[Collected data entries]
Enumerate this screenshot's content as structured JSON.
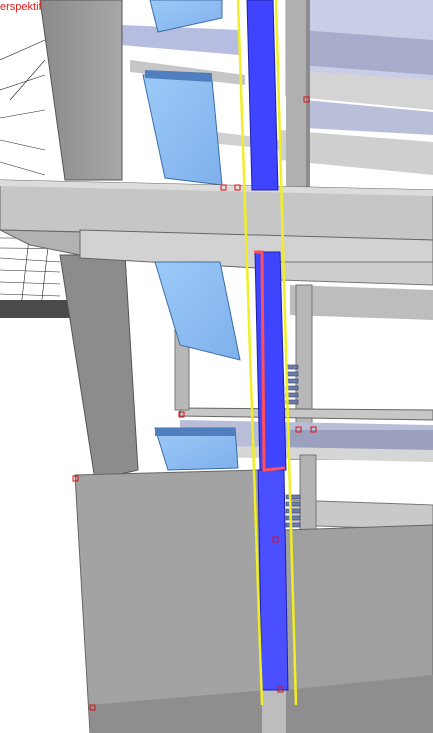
{
  "viewport": {
    "view_label": "erspektif",
    "view_label_color": "#e0201c"
  },
  "scene": {
    "description_tags": [
      "3d-building-model",
      "perspective-view"
    ],
    "colors": {
      "concrete": "#9c9c9c",
      "concrete_light": "#c8c8c8",
      "concrete_dark": "#7e7e7e",
      "glass": "#8fbef2",
      "duct_blue": "#3f45ff",
      "guide_yellow": "#f0ee24",
      "selection_red": "#ff4040",
      "lavender_slab": "#b9bfd9"
    }
  }
}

To be done
Write out every record above exactly as it stands, but leave out the pictures.

Solution to the exercise
Enumerate this screenshot's content as structured JSON.
{
  "viewport": {
    "view_label": "erspektif",
    "view_label_color": "#e0201c"
  },
  "scene": {
    "description_tags": [
      "3d-building-model",
      "perspective-view"
    ],
    "colors": {
      "concrete": "#9c9c9c",
      "concrete_light": "#c8c8c8",
      "concrete_dark": "#7e7e7e",
      "glass": "#8fbef2",
      "duct_blue": "#3f45ff",
      "guide_yellow": "#f0ee24",
      "selection_red": "#ff4040",
      "lavender_slab": "#b9bfd9"
    }
  }
}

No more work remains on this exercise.